▶ [What the task asks]: Keep only the lines that hold the string "JSON", filtering out the rest of the entries below.
* start Stored data *
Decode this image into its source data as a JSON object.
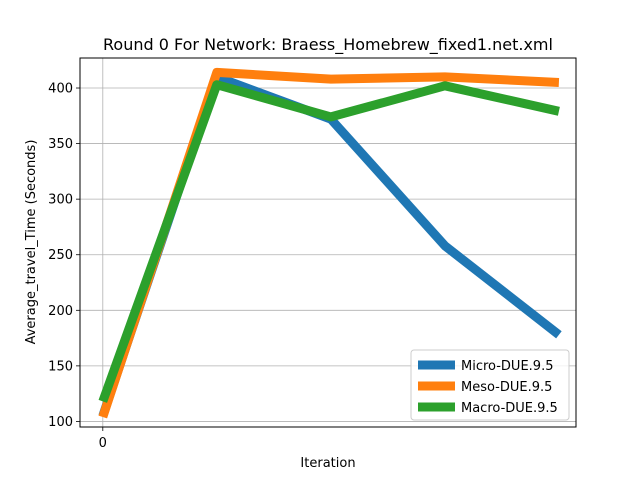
{
  "chart_data": {
    "type": "line",
    "title": "Round 0 For Network: Braess_Homebrew_fixed1.net.xml",
    "xlabel": "Iteration",
    "ylabel": "Average_travel_Time (Seconds)",
    "x": [
      0,
      1,
      2,
      3,
      4
    ],
    "xticks": [
      {
        "value": 0,
        "label": "0"
      }
    ],
    "yticks": [
      100,
      150,
      200,
      250,
      300,
      350,
      400
    ],
    "xlim": [
      -0.2,
      4.15
    ],
    "ylim": [
      95,
      427
    ],
    "grid": true,
    "legend_position": "lower-right",
    "series": [
      {
        "name": "Micro-DUE.9.5",
        "color": "#1f77b4",
        "values": [
          105,
          410,
          372,
          258,
          178
        ]
      },
      {
        "name": "Meso-DUE.9.5",
        "color": "#ff7f0e",
        "values": [
          104,
          414,
          408,
          410,
          405
        ]
      },
      {
        "name": "Macro-DUE.9.5",
        "color": "#2ca02c",
        "values": [
          118,
          403,
          374,
          402,
          379
        ]
      }
    ]
  }
}
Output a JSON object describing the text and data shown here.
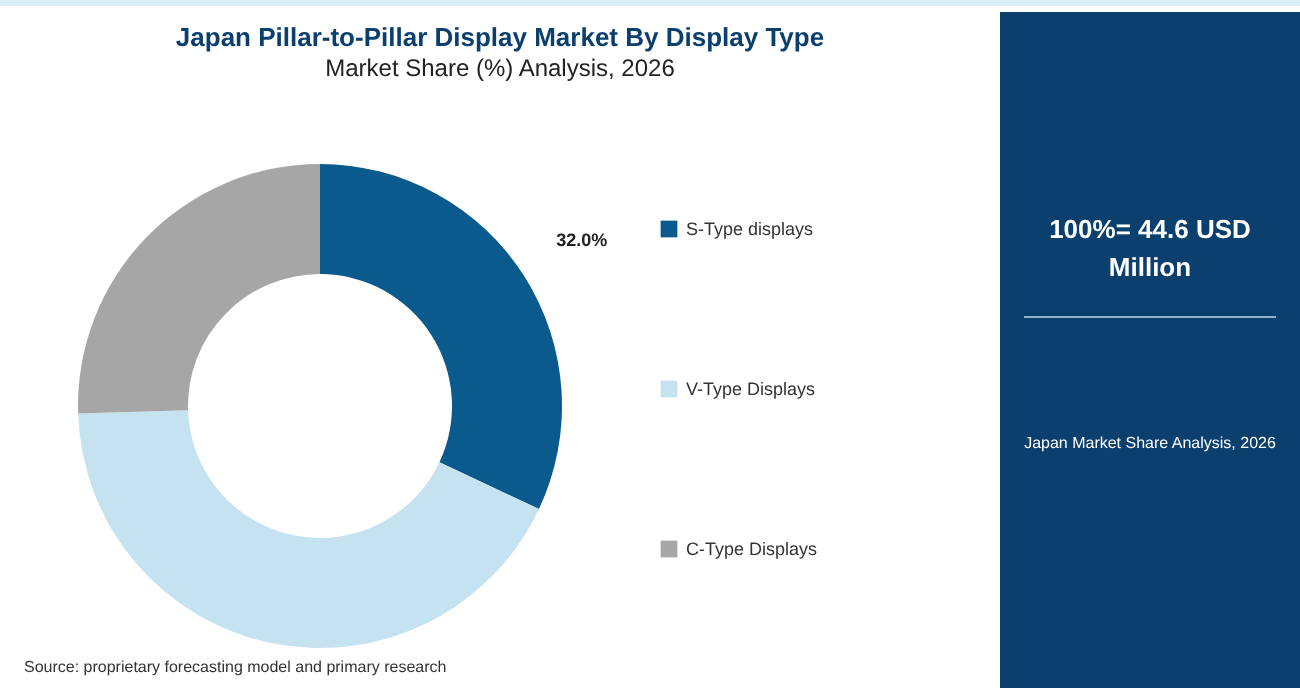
{
  "chart_data": {
    "type": "donut",
    "title": "Japan Pillar-to-Pillar Display Market By Display Type",
    "subtitle": "Market Share (%) Analysis, 2026",
    "categories": [
      "S-Type displays",
      "V-Type Displays",
      "C-Type Displays"
    ],
    "values": [
      32.0,
      42.5,
      25.5
    ],
    "colors": [
      "#0b5a8e",
      "#c5e2f1",
      "#a6a6a6"
    ],
    "value_labels": [
      "32.0%",
      null,
      null
    ],
    "legend": "right",
    "annotations": [
      "100%= 44.6 USD Million",
      "Japan Market Share Analysis, 2026",
      "Source: proprietary forecasting model and primary research"
    ]
  }
}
* end Stored data *
▶ [Correct answer]:
Decode this image into its source data as a JSON object.
Output a JSON object describing the text and data shown here.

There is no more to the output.